* [To do]: Using the records below, give the number of lines where the word "prácticas" appears, with no further output.

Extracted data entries
+ + +
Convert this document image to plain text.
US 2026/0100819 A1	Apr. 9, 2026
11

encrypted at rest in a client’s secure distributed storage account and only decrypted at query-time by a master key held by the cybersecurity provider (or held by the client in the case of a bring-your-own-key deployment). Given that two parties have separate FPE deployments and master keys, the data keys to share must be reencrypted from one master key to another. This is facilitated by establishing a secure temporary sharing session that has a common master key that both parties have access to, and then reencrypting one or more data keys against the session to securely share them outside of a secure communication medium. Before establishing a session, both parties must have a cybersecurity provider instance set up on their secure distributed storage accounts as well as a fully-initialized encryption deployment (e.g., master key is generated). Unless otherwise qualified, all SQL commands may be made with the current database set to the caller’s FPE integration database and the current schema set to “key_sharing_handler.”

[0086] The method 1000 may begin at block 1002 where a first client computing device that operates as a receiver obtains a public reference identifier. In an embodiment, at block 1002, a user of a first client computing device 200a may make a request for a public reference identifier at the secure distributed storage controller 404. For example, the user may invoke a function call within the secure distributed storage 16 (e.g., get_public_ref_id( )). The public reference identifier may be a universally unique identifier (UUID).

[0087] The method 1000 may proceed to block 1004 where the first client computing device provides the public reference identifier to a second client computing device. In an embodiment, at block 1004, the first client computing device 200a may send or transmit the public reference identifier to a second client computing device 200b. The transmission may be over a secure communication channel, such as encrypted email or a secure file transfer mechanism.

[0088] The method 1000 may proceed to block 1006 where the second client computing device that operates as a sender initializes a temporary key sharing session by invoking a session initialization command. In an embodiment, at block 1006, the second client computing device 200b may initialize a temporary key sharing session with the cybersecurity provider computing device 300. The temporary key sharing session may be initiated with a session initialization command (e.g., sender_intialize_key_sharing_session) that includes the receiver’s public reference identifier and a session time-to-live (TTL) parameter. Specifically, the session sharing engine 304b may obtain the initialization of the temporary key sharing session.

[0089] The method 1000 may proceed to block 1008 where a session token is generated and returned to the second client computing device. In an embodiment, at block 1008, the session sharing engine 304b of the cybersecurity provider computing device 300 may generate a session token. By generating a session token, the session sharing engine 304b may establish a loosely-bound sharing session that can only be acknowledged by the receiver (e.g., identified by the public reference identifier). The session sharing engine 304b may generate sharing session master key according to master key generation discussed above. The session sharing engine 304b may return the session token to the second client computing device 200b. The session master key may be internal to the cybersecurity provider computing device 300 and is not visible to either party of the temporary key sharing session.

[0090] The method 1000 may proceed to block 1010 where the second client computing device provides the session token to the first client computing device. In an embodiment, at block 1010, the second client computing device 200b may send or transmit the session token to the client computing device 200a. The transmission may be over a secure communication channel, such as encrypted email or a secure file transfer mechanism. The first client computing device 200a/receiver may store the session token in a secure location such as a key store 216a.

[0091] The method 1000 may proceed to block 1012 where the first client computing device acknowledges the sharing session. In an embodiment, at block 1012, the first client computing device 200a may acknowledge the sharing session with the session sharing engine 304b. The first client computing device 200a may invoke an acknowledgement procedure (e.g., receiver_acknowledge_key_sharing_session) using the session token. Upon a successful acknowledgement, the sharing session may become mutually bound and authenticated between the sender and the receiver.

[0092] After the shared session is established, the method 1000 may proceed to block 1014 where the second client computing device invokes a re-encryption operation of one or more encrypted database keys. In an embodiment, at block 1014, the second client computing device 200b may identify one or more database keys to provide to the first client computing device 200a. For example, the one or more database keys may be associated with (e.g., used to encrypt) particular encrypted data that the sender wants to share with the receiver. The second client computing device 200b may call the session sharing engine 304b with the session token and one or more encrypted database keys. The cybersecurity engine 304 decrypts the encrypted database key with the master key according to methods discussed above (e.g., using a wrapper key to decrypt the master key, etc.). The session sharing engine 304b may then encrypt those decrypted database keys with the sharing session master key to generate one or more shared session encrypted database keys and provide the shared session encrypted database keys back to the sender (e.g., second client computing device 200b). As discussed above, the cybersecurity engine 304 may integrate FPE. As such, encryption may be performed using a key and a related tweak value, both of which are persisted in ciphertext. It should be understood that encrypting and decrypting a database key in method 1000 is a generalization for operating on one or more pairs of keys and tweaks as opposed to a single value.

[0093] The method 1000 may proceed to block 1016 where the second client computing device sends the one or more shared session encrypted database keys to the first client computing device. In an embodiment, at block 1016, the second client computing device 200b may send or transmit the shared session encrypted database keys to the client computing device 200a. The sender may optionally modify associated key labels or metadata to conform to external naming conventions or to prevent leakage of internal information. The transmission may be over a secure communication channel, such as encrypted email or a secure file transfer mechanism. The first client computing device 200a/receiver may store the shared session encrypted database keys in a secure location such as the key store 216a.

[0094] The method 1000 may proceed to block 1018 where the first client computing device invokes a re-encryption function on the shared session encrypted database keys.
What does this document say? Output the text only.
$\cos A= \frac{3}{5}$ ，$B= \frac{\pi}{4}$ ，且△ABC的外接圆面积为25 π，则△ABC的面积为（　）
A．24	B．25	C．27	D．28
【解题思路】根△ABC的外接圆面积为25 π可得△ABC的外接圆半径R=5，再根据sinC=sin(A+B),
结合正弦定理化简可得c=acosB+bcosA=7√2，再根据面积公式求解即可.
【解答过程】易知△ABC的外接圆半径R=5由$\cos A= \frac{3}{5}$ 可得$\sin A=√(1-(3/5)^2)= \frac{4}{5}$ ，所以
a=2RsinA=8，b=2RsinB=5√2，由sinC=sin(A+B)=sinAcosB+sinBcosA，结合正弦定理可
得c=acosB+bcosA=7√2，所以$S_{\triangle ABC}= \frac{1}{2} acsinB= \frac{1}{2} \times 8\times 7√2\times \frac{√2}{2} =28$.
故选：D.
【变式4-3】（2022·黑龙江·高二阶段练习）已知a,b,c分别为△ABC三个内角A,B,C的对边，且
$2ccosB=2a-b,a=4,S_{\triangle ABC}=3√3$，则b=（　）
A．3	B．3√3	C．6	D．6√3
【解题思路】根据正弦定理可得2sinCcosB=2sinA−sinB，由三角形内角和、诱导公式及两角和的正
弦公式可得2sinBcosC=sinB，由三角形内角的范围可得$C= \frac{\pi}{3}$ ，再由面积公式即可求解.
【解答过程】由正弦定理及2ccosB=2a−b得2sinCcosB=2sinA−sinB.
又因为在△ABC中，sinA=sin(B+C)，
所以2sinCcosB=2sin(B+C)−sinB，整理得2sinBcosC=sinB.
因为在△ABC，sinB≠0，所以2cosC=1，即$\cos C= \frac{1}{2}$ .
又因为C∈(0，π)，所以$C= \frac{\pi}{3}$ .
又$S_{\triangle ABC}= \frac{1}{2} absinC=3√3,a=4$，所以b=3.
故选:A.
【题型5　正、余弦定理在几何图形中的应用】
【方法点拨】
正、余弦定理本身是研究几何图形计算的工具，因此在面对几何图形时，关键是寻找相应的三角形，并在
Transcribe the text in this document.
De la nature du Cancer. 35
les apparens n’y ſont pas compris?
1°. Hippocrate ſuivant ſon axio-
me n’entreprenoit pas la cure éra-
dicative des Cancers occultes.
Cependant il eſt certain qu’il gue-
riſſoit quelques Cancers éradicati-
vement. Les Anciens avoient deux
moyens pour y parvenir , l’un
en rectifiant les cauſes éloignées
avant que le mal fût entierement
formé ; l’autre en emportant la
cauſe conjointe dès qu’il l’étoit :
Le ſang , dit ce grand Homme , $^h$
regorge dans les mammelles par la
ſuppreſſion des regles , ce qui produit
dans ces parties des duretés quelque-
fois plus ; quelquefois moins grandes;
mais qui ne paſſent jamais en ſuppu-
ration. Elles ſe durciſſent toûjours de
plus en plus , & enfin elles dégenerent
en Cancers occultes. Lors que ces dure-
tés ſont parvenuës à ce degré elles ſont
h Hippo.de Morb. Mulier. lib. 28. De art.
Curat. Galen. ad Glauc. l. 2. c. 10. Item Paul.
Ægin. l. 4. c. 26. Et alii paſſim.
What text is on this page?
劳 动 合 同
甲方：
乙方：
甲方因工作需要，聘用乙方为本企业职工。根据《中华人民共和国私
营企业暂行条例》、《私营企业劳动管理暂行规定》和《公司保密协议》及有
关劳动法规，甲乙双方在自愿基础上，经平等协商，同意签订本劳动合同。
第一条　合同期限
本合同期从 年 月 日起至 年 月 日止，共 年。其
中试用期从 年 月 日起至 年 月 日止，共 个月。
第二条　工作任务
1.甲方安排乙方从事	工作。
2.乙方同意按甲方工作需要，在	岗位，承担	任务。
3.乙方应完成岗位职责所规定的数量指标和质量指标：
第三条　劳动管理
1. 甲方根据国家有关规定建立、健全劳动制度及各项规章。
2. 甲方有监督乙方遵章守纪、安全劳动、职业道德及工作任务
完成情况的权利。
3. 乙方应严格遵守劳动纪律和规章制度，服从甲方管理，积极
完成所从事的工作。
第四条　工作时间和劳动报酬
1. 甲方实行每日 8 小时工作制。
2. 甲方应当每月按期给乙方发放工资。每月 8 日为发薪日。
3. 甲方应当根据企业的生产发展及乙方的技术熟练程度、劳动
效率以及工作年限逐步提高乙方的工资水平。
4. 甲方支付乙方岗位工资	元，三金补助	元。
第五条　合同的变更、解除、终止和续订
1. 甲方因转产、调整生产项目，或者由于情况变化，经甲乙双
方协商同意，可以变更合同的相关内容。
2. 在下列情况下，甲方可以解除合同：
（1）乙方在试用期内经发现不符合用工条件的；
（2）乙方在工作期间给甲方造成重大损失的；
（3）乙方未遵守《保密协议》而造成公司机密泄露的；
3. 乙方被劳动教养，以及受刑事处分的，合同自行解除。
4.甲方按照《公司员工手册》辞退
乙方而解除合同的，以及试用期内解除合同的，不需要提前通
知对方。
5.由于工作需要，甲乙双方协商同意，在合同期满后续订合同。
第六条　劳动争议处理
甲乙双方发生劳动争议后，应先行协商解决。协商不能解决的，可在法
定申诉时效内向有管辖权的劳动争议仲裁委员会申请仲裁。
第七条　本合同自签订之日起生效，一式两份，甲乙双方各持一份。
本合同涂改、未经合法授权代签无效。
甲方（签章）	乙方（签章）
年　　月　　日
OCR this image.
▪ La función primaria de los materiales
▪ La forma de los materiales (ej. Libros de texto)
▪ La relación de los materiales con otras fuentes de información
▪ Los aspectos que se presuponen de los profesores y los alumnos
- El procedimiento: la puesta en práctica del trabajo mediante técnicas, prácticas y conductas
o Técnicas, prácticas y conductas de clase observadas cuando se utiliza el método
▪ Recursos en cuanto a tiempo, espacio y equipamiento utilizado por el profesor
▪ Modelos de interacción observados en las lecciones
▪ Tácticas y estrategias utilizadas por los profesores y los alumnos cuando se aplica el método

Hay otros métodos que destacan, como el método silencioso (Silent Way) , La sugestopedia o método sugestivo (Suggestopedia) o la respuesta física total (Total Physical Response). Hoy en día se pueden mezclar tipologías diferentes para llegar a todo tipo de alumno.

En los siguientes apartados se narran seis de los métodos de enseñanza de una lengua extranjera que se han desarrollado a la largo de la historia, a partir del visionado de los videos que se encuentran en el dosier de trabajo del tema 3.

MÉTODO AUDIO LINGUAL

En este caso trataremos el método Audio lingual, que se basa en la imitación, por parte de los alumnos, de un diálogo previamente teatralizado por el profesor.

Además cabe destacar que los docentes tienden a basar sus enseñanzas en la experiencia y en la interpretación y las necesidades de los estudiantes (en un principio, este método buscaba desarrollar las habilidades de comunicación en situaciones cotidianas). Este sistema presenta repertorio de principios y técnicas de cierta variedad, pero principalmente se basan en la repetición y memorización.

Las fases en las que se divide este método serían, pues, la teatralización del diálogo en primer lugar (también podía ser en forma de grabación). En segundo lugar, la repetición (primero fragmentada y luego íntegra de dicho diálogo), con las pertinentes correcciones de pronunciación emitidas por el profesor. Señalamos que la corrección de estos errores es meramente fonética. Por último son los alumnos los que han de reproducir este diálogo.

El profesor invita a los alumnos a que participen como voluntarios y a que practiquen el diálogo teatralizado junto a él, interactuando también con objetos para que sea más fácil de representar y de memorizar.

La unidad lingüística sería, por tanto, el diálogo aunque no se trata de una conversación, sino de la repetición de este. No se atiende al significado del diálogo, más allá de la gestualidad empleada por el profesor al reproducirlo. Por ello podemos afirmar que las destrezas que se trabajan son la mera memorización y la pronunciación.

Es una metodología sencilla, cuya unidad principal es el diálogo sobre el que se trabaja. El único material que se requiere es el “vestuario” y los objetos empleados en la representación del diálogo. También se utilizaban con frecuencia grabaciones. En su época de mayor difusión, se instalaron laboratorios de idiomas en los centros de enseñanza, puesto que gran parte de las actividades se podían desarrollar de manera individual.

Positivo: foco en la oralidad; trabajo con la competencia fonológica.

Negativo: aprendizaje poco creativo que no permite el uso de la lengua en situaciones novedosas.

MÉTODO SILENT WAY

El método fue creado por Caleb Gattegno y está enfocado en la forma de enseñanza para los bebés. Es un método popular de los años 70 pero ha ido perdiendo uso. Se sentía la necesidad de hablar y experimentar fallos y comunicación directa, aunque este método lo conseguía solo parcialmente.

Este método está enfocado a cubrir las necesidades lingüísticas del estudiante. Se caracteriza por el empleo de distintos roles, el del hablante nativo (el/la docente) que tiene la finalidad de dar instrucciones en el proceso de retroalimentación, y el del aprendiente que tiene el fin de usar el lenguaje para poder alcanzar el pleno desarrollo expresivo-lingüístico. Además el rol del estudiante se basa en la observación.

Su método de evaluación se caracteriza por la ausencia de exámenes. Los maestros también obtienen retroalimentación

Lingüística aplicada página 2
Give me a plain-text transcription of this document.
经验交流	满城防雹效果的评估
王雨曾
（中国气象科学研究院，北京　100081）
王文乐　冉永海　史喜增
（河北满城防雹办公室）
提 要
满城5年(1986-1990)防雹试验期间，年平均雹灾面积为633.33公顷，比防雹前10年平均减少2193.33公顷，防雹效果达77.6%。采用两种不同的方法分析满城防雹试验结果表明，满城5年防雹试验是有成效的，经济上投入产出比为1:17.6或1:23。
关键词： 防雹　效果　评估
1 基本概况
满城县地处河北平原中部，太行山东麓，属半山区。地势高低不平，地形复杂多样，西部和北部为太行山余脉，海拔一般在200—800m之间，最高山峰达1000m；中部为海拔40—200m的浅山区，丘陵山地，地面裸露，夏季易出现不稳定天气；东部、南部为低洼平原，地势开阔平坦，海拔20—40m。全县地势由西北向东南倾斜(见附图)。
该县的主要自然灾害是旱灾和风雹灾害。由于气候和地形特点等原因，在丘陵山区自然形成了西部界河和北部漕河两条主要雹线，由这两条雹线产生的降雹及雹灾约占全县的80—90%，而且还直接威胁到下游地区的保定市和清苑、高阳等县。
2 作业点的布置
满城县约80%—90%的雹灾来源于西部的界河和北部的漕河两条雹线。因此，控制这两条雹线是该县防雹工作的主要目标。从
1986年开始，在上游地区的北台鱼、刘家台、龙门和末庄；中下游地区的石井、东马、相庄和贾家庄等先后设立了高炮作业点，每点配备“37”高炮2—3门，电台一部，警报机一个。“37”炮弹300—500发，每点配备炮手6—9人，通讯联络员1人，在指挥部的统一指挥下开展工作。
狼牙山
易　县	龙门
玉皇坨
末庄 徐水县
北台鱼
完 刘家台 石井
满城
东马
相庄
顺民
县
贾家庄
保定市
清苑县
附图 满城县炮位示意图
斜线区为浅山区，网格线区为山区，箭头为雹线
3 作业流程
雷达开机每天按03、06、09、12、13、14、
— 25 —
+ + +
* [Written response]: 2